### What is being asked
List all lines in the material below that contain "Cash".

### Dataset entries
□ □ □ □ □ □ □
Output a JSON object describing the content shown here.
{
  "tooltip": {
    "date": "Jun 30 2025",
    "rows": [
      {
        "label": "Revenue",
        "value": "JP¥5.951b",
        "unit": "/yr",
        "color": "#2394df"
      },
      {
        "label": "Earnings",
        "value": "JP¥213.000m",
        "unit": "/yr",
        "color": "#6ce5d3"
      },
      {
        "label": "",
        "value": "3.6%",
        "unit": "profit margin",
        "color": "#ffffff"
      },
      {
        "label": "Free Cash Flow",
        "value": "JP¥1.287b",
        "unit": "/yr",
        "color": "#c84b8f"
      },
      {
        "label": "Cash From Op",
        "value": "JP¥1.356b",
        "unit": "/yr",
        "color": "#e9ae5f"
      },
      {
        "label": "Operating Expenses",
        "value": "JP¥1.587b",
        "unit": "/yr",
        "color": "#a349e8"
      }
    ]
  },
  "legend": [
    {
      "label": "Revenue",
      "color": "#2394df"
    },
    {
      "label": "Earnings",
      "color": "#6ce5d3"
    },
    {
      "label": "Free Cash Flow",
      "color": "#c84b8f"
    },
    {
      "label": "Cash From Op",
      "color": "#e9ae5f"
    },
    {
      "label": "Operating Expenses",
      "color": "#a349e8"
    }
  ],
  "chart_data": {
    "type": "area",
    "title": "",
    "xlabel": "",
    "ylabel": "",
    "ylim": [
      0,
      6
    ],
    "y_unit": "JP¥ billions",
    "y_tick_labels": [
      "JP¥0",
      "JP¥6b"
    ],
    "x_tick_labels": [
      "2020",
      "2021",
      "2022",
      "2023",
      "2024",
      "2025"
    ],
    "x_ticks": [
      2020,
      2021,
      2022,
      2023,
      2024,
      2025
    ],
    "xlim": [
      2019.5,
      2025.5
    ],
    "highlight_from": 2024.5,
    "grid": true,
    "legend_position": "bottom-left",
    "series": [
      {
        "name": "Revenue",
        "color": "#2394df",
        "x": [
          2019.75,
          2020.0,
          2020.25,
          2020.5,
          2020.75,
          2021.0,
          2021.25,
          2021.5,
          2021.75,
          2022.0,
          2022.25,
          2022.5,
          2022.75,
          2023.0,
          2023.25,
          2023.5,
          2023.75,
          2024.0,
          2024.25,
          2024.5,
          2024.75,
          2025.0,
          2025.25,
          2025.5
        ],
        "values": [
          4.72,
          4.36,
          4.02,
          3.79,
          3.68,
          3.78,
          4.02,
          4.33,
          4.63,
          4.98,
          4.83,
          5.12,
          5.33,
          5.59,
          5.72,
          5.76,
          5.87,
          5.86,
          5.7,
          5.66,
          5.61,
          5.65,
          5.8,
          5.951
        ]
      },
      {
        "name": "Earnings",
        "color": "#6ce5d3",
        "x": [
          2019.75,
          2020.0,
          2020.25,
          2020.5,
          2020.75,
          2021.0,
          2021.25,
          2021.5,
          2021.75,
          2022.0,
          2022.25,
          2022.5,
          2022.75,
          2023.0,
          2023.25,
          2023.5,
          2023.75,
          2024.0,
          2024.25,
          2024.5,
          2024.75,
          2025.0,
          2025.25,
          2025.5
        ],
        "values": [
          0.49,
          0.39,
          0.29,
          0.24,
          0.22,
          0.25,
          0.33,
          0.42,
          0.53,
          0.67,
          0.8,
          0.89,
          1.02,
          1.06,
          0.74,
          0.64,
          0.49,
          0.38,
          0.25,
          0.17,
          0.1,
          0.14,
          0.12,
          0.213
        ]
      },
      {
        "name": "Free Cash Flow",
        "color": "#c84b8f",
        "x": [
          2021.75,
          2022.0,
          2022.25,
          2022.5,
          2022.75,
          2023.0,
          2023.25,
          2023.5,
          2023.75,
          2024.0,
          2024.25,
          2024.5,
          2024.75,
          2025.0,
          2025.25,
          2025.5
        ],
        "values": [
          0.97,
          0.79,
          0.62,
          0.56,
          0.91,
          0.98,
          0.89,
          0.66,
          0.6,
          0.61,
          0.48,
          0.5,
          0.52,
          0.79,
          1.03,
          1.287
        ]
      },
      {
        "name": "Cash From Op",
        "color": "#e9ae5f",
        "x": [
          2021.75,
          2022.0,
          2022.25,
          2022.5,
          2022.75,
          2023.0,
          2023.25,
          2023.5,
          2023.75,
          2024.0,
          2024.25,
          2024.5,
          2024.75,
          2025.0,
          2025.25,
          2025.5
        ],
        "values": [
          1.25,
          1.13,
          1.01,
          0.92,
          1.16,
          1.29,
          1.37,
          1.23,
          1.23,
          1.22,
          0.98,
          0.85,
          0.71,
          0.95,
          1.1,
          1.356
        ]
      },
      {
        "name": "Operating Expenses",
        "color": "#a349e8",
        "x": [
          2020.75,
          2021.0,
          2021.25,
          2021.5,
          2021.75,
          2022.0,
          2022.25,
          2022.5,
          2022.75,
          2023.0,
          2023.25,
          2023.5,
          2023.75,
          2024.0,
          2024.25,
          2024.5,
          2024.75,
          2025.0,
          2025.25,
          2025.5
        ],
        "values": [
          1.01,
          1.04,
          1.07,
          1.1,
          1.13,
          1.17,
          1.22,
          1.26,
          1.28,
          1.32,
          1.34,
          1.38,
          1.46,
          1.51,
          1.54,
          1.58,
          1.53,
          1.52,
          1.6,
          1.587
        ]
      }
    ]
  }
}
□ □ □ □ □ □ □
### Output
        "label": "Free Cash Flow",
        "label": "Cash From Op",
      "label": "Free Cash Flow",
      "label": "Cash From Op",
        "name": "Free Cash Flow",
        "name": "Cash From Op",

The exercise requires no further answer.